• _Aim_
Count every line of these entries that holds the word "true", and reply with the number only.

• _Data records_

┏━━

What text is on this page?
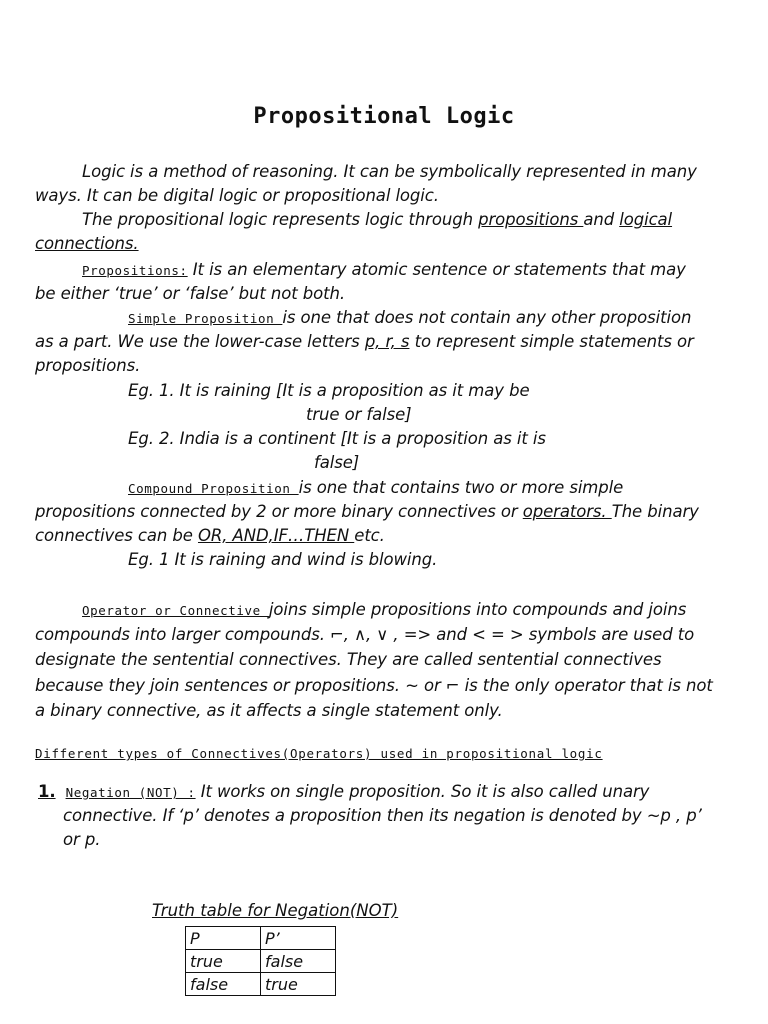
Propositional Logic
Logic is a method of reasoning. It can be symbolically represented in many
ways. It can be digital logic or propositional logic.
The propositional logic represents logic through propositions and logical
connections.
Propositions: It is an elementary atomic sentence or statements that may
be either ‘true’ or ‘false’ but not both.
Simple Proposition is one that does not contain any other proposition
as a part. We use the lower-case letters p, r, s to represent simple statements or
propositions.
Eg. 1. It is raining [It is a proposition as it may be
true or false]
Eg. 2. India is a continent [It is a proposition as it is
false]
Compound Proposition is one that contains two or more simple
propositions connected by 2 or more binary connectives or operators. The binary
connectives can be OR, AND,IF…THEN etc.
Eg. 1 It is raining and wind is blowing.
Operator or Connective joins simple propositions into compounds and joins
compounds into larger compounds. ⌐, ∧, ∨ , => and < = > symbols are used to
designate the sentential connectives. They are called sentential connectives
because they join sentences or propositions. ~ or ⌐ is the only operator that is not
a binary connective, as it affects a single statement only.
Different types of Connectives(Operators) used in propositional logic
1. Negation (NOT) : It works on single proposition. So it is also called unary
connective. If ‘p’ denotes a proposition then its negation is denoted by ~p , p’
or p.
Truth table for Negation(NOT)
P	P’
true	false
false	true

┗━━

• _Written answer_
4